---------- Entries provided
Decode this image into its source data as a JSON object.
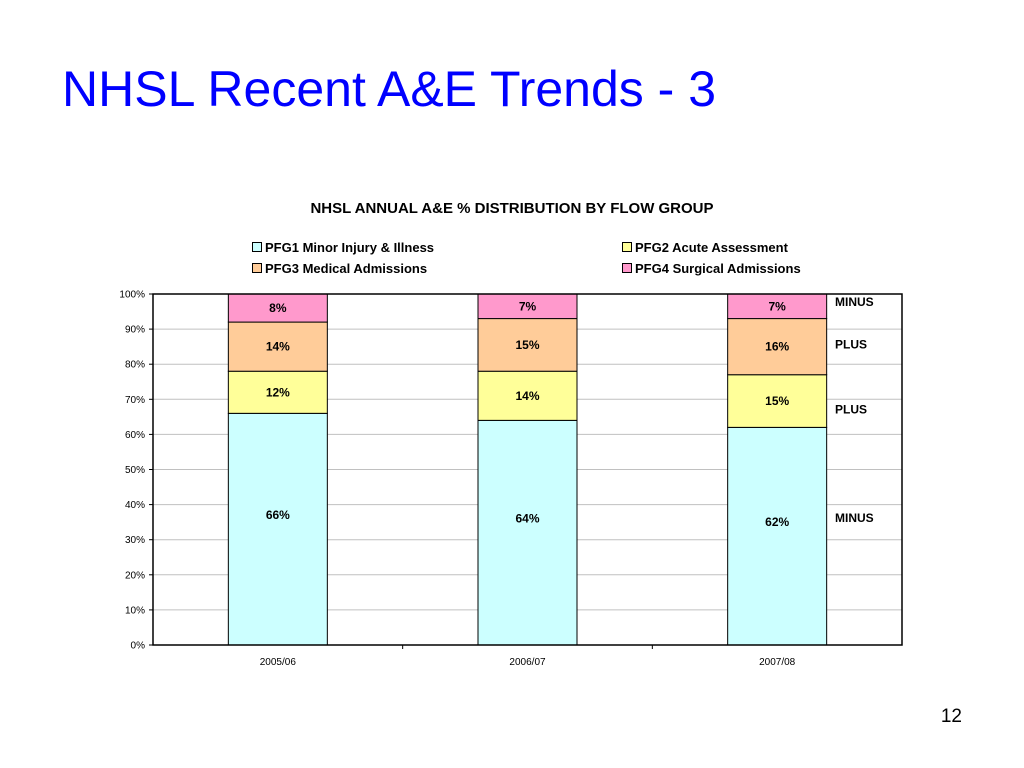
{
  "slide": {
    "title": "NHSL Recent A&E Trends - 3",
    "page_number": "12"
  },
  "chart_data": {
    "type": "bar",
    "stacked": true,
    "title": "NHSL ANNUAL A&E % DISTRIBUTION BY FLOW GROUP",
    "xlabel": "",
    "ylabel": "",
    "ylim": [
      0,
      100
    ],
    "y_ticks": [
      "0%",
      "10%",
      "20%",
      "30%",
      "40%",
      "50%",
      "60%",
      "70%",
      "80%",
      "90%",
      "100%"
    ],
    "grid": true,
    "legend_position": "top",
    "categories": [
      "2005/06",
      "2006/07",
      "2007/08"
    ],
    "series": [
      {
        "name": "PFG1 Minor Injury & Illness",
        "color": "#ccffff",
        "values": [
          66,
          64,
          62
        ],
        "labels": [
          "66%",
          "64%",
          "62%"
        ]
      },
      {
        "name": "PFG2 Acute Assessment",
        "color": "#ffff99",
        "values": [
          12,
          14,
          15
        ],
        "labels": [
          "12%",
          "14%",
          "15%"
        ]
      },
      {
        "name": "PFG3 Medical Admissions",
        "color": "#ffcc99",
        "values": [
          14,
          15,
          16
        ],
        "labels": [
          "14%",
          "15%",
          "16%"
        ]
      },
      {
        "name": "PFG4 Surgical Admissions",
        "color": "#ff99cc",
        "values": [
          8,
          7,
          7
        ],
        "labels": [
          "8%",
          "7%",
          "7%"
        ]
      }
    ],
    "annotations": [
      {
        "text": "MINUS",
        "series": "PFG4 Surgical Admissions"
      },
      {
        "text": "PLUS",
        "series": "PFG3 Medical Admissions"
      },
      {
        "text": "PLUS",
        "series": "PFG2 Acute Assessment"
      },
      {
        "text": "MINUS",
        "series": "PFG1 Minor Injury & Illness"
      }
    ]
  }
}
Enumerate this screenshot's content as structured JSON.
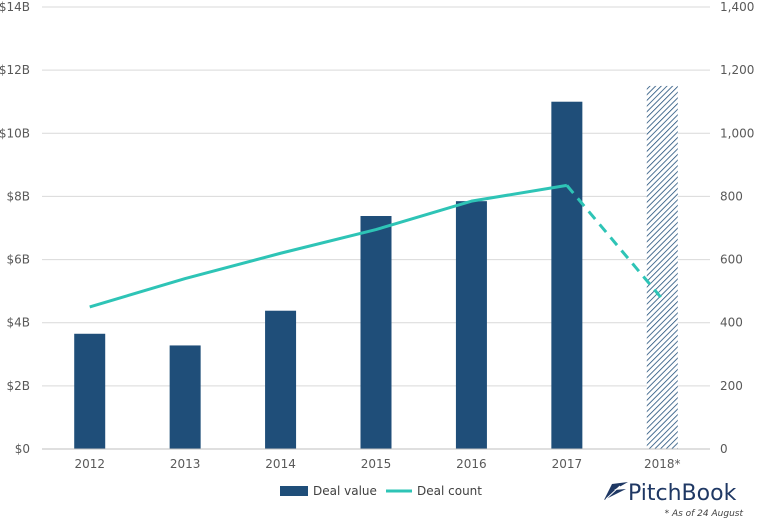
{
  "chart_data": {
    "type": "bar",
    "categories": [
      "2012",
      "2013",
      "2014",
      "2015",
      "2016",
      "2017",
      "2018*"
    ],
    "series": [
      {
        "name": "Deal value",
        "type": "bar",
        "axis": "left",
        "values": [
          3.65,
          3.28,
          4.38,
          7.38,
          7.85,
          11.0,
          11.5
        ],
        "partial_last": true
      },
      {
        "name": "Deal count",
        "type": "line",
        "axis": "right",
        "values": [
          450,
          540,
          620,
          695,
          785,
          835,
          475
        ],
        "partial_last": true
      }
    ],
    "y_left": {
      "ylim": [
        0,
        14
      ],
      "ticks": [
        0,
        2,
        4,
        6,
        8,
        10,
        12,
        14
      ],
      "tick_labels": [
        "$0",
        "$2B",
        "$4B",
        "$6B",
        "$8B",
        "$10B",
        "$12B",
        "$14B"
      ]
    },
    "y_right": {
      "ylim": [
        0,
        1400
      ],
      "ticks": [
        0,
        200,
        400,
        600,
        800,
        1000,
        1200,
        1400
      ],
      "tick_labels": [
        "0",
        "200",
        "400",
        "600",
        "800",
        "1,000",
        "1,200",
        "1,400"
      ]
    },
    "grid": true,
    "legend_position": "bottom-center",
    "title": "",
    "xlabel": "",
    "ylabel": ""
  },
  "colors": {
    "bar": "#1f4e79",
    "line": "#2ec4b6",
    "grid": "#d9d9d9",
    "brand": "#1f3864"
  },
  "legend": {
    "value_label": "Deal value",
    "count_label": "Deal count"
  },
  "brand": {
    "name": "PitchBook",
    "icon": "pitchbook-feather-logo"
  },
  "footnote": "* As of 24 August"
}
--------------------
- **What this task involves**
Copy every line above in which the string "Assessment" shows up.

- **Full answer**
        "name": "PFG2 Acute Assessment",
        "series": "PFG2 Acute Assessment"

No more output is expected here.